━━━━━ STORED ROWS
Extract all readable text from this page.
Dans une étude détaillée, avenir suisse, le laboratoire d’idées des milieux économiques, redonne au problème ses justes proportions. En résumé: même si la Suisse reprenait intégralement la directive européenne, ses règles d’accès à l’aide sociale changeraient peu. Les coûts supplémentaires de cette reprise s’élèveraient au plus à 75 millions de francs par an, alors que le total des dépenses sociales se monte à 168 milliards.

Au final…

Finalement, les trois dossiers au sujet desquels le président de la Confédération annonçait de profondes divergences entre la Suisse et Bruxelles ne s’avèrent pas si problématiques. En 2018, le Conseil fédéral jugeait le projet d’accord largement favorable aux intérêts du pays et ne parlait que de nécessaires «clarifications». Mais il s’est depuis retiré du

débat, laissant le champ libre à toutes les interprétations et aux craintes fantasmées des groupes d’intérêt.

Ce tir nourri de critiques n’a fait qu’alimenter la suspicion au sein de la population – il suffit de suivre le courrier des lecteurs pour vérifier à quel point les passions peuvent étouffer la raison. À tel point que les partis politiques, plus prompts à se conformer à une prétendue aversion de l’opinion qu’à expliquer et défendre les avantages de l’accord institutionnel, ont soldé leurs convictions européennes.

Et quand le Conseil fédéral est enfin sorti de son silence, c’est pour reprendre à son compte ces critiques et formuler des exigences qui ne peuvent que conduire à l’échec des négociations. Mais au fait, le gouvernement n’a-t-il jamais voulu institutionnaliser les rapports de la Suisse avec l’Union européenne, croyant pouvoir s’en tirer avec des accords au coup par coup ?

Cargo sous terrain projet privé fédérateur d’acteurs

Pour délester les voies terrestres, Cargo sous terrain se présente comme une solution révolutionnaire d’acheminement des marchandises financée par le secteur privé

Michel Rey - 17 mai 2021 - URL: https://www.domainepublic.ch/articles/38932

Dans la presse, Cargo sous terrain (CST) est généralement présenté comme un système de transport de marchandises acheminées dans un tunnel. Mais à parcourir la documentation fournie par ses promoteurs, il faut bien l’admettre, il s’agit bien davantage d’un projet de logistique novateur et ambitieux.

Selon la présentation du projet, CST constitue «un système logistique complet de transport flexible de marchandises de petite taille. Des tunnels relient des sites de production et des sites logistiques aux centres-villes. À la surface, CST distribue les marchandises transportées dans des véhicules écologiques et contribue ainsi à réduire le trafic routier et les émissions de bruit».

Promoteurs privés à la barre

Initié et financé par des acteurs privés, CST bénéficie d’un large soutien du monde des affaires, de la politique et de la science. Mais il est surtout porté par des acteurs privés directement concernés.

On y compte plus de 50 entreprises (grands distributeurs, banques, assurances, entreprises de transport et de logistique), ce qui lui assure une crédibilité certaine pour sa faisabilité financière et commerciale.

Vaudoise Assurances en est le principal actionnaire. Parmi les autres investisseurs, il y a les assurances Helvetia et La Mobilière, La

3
━━━━━━━━━━
• **SHORT PROBLEM**
Collect every line from the records above that contains the word "transport".

• **SOLUTION**
Dans la presse, Cargo sous terrain (CST) est généralement présenté comme un système de transport de marchandises acheminées dans un tunnel. Mais à parcourir la documentation fournie par ses promoteurs, il faut bien l’admettre, il s’agit bien davantage d’un projet de logistique novateur et ambitieux.
Selon la présentation du projet, CST constitue «un système logistique complet de transport flexible de marchandises de petite taille. Des tunnels relient des sites de production et des sites logistiques aux centres-villes. À la surface, CST distribue les marchandises transportées dans des véhicules écologiques et contribue ainsi à réduire le trafic routier et les émissions de bruit».
On y compte plus de 50 entreprises (grands distributeurs, banques, assurances, entreprises de transport et de logistique), ce qui lui assure une crédibilité certaine pour sa faisabilité financière et commerciale.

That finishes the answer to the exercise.